WHAT IS EXPECTED: Reproduce the entries word for word, starting with the first line and going on through the line that contains "174, 463, 210]".

THE INPUT:
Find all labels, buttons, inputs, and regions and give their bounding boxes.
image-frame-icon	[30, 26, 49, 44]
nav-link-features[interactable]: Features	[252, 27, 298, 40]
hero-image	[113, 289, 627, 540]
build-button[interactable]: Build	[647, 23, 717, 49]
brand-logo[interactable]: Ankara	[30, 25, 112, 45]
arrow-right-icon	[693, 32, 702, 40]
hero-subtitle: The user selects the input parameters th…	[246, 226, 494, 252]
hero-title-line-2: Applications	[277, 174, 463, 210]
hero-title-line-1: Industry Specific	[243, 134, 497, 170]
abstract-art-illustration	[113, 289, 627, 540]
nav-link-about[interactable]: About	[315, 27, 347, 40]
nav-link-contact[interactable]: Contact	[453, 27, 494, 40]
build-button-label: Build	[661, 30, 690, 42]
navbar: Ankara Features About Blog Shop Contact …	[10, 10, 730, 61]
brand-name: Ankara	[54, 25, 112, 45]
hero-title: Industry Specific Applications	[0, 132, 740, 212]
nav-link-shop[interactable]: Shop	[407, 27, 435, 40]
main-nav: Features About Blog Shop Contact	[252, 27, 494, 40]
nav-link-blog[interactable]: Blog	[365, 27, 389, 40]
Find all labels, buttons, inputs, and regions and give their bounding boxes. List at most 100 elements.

TASK RESULT:
Find all labels, buttons, inputs, and regions and give their bounding boxes.
image-frame-icon	[30, 26, 49, 44]
nav-link-features[interactable]: Features	[252, 27, 298, 40]
hero-image	[113, 289, 627, 540]
build-button[interactable]: Build	[647, 23, 717, 49]
brand-logo[interactable]: Ankara	[30, 25, 112, 45]
arrow-right-icon	[693, 32, 702, 40]
hero-subtitle: The user selects the input parameters th…	[246, 226, 494, 252]
hero-title-line-2: Applications	[277, 174, 463, 210]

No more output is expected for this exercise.